(Records contained in a dataset)
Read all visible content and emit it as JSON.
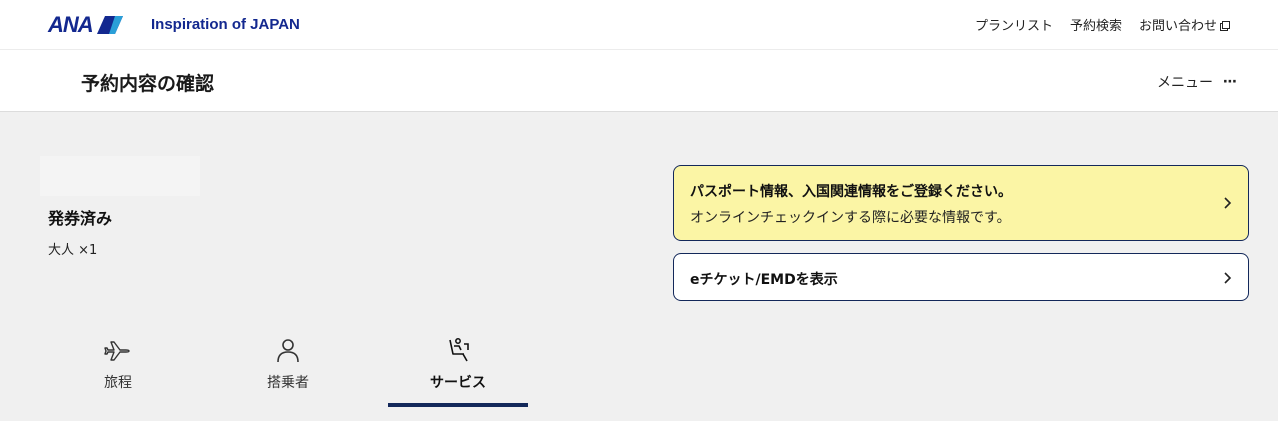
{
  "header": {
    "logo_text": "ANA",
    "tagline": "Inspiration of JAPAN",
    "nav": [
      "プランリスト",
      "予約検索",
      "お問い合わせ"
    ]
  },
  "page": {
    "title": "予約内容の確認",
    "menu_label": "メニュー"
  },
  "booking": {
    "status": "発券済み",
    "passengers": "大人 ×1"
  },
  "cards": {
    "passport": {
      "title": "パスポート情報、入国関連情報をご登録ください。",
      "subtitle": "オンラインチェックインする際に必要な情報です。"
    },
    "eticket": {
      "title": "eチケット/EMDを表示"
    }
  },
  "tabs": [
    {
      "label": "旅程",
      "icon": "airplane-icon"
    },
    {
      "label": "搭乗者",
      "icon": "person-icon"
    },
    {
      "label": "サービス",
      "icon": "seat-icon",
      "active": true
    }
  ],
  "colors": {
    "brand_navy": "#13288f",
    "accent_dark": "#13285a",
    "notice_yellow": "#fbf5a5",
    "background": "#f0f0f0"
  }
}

GOAL - Extract the full listing exactly, with the pictures left out.

RESPONSE FOR THIS EXERCISE -
Read all visible content and emit it as JSON.
{
  "header": {
    "logo_text": "ANA",
    "tagline": "Inspiration of JAPAN",
    "nav": [
      "プランリスト",
      "予約検索",
      "お問い合わせ"
    ]
  },
  "page": {
    "title": "予約内容の確認",
    "menu_label": "メニュー"
  },
  "booking": {
    "status": "発券済み",
    "passengers": "大人 ×1"
  },
  "cards": {
    "passport": {
      "title": "パスポート情報、入国関連情報をご登録ください。",
      "subtitle": "オンラインチェックインする際に必要な情報です。"
    },
    "eticket": {
      "title": "eチケット/EMDを表示"
    }
  },
  "tabs": [
    {
      "label": "旅程",
      "icon": "airplane-icon"
    },
    {
      "label": "搭乗者",
      "icon": "person-icon"
    },
    {
      "label": "サービス",
      "icon": "seat-icon",
      "active": true
    }
  ],
  "colors": {
    "brand_navy": "#13288f",
    "accent_dark": "#13285a",
    "notice_yellow": "#fbf5a5",
    "background": "#f0f0f0"
  }
}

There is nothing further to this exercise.